INSTRUCTIONS FOR THE TASK =>
Copy out the material below, swapping "panel-card-title" for "card-heading" everywhere it appears and leaving everything else the same.

--- START DATA EXCERPTS ---

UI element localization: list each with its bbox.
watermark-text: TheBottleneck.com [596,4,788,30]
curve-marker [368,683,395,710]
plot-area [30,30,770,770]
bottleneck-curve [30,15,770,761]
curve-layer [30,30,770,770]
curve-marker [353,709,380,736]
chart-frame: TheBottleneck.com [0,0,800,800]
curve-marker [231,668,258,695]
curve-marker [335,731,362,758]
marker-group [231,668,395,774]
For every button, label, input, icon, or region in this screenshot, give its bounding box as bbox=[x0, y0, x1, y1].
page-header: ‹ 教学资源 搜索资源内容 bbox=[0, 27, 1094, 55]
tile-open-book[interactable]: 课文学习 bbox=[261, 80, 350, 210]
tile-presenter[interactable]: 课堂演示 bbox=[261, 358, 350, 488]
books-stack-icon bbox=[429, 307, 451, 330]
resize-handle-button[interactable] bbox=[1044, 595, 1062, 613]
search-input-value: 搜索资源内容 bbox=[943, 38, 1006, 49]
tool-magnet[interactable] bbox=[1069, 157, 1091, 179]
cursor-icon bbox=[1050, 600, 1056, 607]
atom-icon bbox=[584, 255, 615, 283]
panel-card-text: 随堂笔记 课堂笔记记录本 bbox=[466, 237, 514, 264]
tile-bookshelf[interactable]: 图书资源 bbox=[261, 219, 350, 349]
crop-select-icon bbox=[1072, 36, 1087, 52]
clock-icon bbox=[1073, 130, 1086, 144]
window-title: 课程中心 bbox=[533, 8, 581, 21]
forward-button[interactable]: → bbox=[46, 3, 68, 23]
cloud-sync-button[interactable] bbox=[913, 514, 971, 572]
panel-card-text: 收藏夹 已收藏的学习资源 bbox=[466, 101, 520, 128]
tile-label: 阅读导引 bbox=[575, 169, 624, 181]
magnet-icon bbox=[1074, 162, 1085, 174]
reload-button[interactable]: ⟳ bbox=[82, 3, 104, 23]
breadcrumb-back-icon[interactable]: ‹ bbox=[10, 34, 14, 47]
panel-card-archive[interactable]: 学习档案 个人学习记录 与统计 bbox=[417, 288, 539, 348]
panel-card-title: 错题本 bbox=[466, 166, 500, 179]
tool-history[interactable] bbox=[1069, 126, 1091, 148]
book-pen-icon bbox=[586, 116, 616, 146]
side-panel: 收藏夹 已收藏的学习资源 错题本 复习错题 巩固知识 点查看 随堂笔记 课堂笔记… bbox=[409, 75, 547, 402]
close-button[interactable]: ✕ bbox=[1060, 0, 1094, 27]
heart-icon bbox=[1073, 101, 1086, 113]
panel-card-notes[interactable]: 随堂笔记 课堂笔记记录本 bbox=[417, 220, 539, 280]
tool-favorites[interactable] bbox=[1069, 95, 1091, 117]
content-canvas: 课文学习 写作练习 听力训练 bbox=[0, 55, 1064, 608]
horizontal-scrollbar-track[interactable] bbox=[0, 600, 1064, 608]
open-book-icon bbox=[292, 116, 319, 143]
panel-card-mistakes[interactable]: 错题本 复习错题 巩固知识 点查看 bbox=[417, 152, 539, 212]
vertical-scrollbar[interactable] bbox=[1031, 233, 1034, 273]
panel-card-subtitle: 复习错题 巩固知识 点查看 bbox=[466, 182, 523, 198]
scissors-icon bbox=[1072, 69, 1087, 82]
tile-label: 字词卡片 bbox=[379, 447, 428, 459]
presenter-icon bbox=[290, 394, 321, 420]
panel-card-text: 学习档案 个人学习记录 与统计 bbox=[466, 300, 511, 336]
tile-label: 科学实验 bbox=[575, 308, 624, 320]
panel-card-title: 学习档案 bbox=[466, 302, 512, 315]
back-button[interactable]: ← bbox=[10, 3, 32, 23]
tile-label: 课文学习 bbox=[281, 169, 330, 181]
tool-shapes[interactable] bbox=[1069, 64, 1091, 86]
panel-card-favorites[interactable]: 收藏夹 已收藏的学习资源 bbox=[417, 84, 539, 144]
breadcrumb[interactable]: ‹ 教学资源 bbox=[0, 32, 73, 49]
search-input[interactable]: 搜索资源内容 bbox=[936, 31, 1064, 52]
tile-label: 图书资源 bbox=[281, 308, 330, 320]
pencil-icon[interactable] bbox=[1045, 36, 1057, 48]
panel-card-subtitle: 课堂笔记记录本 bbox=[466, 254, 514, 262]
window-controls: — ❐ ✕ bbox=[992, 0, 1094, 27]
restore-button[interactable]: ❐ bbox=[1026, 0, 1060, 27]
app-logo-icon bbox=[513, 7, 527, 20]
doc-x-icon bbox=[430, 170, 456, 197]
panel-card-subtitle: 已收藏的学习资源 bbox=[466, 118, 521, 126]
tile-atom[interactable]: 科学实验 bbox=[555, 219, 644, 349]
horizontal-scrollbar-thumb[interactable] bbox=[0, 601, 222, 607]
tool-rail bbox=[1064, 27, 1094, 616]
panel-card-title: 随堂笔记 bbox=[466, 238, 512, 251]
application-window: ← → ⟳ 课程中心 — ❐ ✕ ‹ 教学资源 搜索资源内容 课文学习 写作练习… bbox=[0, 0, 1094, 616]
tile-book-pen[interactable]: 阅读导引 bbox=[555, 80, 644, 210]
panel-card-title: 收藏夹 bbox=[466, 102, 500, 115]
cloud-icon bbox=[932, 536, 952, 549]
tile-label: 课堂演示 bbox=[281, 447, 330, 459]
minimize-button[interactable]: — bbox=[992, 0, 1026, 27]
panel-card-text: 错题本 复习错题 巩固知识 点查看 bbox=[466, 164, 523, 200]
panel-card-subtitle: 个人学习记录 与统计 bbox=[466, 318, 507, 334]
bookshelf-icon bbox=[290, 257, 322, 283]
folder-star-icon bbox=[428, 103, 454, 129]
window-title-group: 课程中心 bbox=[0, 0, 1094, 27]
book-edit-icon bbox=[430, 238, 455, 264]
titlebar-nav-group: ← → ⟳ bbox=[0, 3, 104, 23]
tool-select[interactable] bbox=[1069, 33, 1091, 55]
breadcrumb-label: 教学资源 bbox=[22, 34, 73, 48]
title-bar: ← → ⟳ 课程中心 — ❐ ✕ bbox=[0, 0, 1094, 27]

--- END DATA EXCERPTS ---

TASK ANSWER =>
UI element localization: list each with its bbox.
watermark-text: TheBottleneck.com [596,4,788,30]
curve-marker [368,683,395,710]
plot-area [30,30,770,770]
bottleneck-curve [30,15,770,761]
curve-layer [30,30,770,770]
curve-marker [353,709,380,736]
chart-frame: TheBottleneck.com [0,0,800,800]
curve-marker [231,668,258,695]
curve-marker [335,731,362,758]
marker-group [231,668,395,774]
For every button, label, input, icon, or region in this screenshot, give its bounding box as bbox=[x0, y0, x1, y1].
page-header: ‹ 教学资源 搜索资源内容 bbox=[0, 27, 1094, 55]
tile-open-book[interactable]: 课文学习 bbox=[261, 80, 350, 210]
tile-presenter[interactable]: 课堂演示 bbox=[261, 358, 350, 488]
books-stack-icon bbox=[429, 307, 451, 330]
resize-handle-button[interactable] bbox=[1044, 595, 1062, 613]
search-input-value: 搜索资源内容 bbox=[943, 38, 1006, 49]
tool-magnet[interactable] bbox=[1069, 157, 1091, 179]
cursor-icon bbox=[1050, 600, 1056, 607]
atom-icon bbox=[584, 255, 615, 283]
panel-card-text: 随堂笔记 课堂笔记记录本 bbox=[466, 237, 514, 264]
tile-bookshelf[interactable]: 图书资源 bbox=[261, 219, 350, 349]
crop-select-icon bbox=[1072, 36, 1087, 52]
clock-icon bbox=[1073, 130, 1086, 144]
window-title: 课程中心 bbox=[533, 8, 581, 21]
forward-button[interactable]: → bbox=[46, 3, 68, 23]
cloud-sync-button[interactable] bbox=[913, 514, 971, 572]
panel-card-text: 收藏夹 已收藏的学习资源 bbox=[466, 101, 520, 128]
tile-label: 阅读导引 bbox=[575, 169, 624, 181]
magnet-icon bbox=[1074, 162, 1085, 174]
reload-button[interactable]: ⟳ bbox=[82, 3, 104, 23]
breadcrumb-back-icon[interactable]: ‹ bbox=[10, 34, 14, 47]
panel-card-archive[interactable]: 学习档案 个人学习记录 与统计 bbox=[417, 288, 539, 348]
card-heading: 错题本 bbox=[466, 166, 500, 179]
tool-history[interactable] bbox=[1069, 126, 1091, 148]
book-pen-icon bbox=[586, 116, 616, 146]
side-panel: 收藏夹 已收藏的学习资源 错题本 复习错题 巩固知识 点查看 随堂笔记 课堂笔记… bbox=[409, 75, 547, 402]
close-button[interactable]: ✕ bbox=[1060, 0, 1094, 27]
heart-icon bbox=[1073, 101, 1086, 113]
panel-card-notes[interactable]: 随堂笔记 课堂笔记记录本 bbox=[417, 220, 539, 280]
tool-favorites[interactable] bbox=[1069, 95, 1091, 117]
content-canvas: 课文学习 写作练习 听力训练 bbox=[0, 55, 1064, 608]
horizontal-scrollbar-track[interactable] bbox=[0, 600, 1064, 608]
open-book-icon bbox=[292, 116, 319, 143]
panel-card-mistakes[interactable]: 错题本 复习错题 巩固知识 点查看 bbox=[417, 152, 539, 212]
vertical-scrollbar[interactable] bbox=[1031, 233, 1034, 273]
panel-card-subtitle: 复习错题 巩固知识 点查看 bbox=[466, 182, 523, 198]
scissors-icon bbox=[1072, 69, 1087, 82]
tile-label: 字词卡片 bbox=[379, 447, 428, 459]
presenter-icon bbox=[290, 394, 321, 420]
panel-card-text: 学习档案 个人学习记录 与统计 bbox=[466, 300, 511, 336]
tile-label: 科学实验 bbox=[575, 308, 624, 320]
card-heading: 学习档案 bbox=[466, 302, 512, 315]
back-button[interactable]: ← bbox=[10, 3, 32, 23]
tile-label: 课文学习 bbox=[281, 169, 330, 181]
tool-shapes[interactable] bbox=[1069, 64, 1091, 86]
panel-card-favorites[interactable]: 收藏夹 已收藏的学习资源 bbox=[417, 84, 539, 144]
breadcrumb[interactable]: ‹ 教学资源 bbox=[0, 32, 73, 49]
search-input[interactable]: 搜索资源内容 bbox=[936, 31, 1064, 52]
tile-label: 图书资源 bbox=[281, 308, 330, 320]
pencil-icon[interactable] bbox=[1045, 36, 1057, 48]
panel-card-subtitle: 课堂笔记记录本 bbox=[466, 254, 514, 262]
window-controls: — ❐ ✕ bbox=[992, 0, 1094, 27]
restore-button[interactable]: ❐ bbox=[1026, 0, 1060, 27]
app-logo-icon bbox=[513, 7, 527, 20]
doc-x-icon bbox=[430, 170, 456, 197]
panel-card-subtitle: 已收藏的学习资源 bbox=[466, 118, 521, 126]
tile-atom[interactable]: 科学实验 bbox=[555, 219, 644, 349]
horizontal-scrollbar-thumb[interactable] bbox=[0, 601, 222, 607]
tool-rail bbox=[1064, 27, 1094, 616]
card-heading: 随堂笔记 bbox=[466, 238, 512, 251]
application-window: ← → ⟳ 课程中心 — ❐ ✕ ‹ 教学资源 搜索资源内容 课文学习 写作练习… bbox=[0, 0, 1094, 616]
tile-book-pen[interactable]: 阅读导引 bbox=[555, 80, 644, 210]
card-heading: 收藏夹 bbox=[466, 102, 500, 115]
cloud-icon bbox=[932, 536, 952, 549]
tile-label: 课堂演示 bbox=[281, 447, 330, 459]
minimize-button[interactable]: — bbox=[992, 0, 1026, 27]
panel-card-text: 错题本 复习错题 巩固知识 点查看 bbox=[466, 164, 523, 200]
panel-card-subtitle: 个人学习记录 与统计 bbox=[466, 318, 507, 334]
bookshelf-icon bbox=[290, 257, 322, 283]
folder-star-icon bbox=[428, 103, 454, 129]
window-title-group: 课程中心 bbox=[0, 0, 1094, 27]
book-edit-icon bbox=[430, 238, 455, 264]
titlebar-nav-group: ← → ⟳ bbox=[0, 3, 104, 23]
tool-select[interactable] bbox=[1069, 33, 1091, 55]
breadcrumb-label: 教学资源 bbox=[22, 34, 73, 48]
title-bar: ← → ⟳ 课程中心 — ❐ ✕ bbox=[0, 0, 1094, 27]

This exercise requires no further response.